SOURCE MATERIAL »
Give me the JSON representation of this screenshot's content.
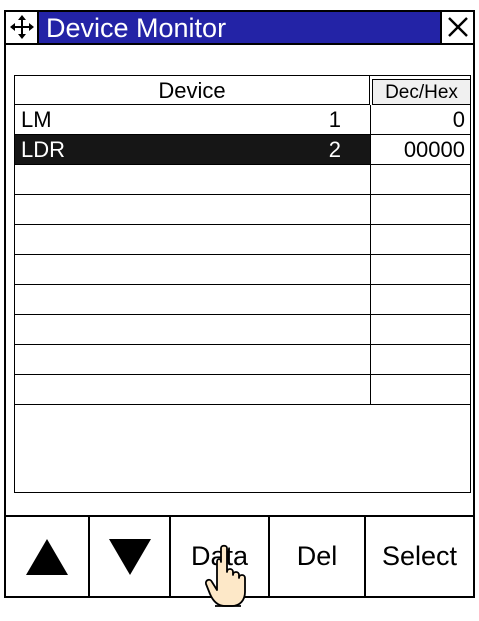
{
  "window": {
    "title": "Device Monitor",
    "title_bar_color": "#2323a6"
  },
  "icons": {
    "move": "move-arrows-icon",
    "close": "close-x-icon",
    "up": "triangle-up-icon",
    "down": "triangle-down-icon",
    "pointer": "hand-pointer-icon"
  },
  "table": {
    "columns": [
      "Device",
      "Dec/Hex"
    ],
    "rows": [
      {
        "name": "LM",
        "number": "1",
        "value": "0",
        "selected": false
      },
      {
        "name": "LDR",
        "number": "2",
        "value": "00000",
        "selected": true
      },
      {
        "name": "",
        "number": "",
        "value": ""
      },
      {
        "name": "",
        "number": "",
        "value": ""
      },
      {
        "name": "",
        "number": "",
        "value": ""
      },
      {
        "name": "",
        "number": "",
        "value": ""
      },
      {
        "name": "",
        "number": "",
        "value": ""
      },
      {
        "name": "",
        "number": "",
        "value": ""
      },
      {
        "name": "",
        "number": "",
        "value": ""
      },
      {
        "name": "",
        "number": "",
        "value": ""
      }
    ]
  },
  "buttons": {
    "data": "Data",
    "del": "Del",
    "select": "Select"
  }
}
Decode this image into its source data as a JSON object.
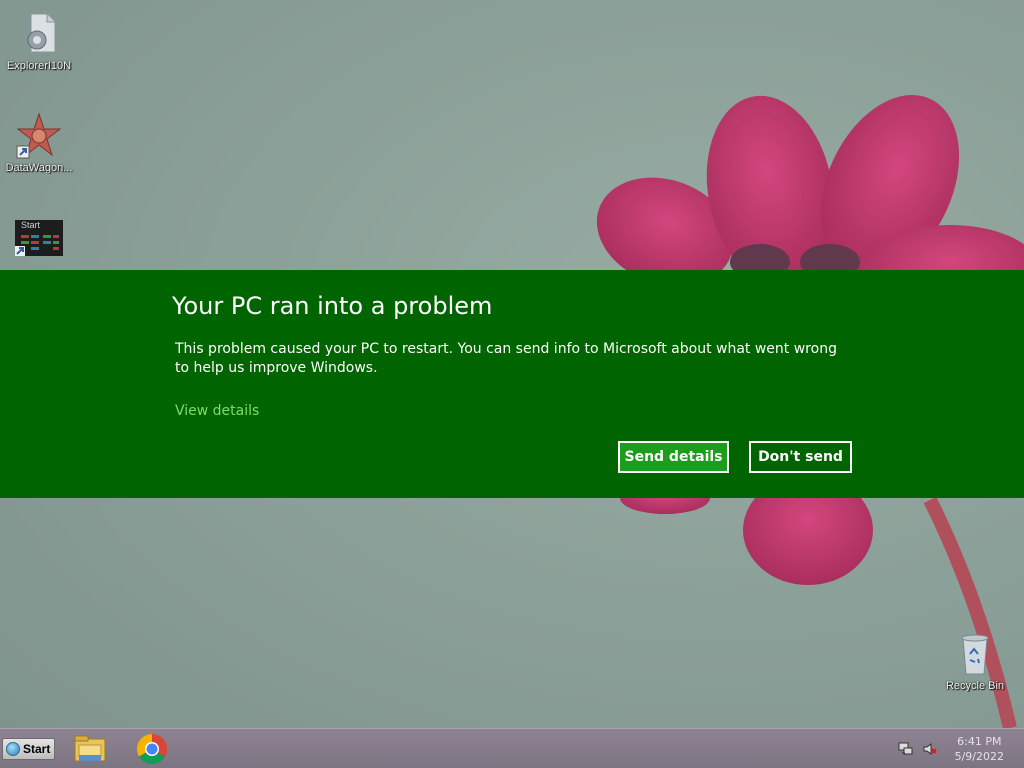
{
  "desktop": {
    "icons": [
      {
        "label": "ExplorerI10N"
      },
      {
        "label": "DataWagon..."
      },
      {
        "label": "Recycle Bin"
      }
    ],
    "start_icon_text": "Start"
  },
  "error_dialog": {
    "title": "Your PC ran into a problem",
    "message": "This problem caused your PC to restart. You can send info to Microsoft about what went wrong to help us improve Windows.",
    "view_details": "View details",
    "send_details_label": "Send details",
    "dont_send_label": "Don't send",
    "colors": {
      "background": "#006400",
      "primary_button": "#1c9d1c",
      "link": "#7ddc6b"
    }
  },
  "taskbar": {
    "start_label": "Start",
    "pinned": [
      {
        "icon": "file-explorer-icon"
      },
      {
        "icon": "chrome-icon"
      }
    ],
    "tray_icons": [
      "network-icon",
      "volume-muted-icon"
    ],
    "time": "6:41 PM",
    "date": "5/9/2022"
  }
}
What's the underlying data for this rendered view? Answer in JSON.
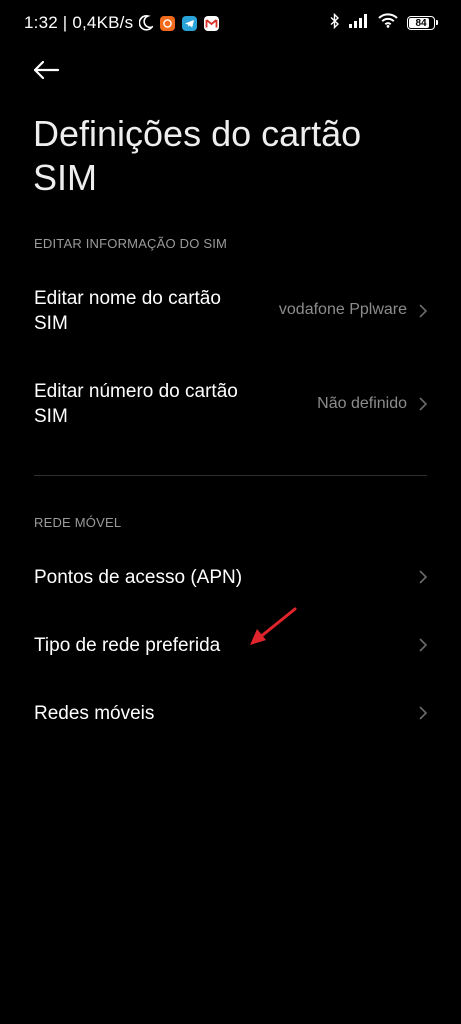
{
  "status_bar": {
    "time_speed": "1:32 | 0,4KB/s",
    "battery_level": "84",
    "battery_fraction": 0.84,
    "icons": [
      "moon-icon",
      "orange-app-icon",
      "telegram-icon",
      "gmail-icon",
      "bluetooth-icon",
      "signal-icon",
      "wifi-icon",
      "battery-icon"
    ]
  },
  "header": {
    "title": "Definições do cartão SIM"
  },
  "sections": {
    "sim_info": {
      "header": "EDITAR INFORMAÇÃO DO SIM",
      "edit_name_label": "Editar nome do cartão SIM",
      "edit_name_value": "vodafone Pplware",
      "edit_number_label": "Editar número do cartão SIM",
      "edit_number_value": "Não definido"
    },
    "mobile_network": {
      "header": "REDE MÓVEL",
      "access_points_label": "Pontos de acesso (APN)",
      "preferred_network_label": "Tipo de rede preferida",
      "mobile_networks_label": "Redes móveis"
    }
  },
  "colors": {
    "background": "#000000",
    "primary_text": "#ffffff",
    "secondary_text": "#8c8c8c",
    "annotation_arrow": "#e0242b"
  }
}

DIRECTIONS FOR THIS TASK »
Count how many lines of the material hold the string "problem". Give the number and nothing more.

OUTPUT FOR THIS EXERCISE »
2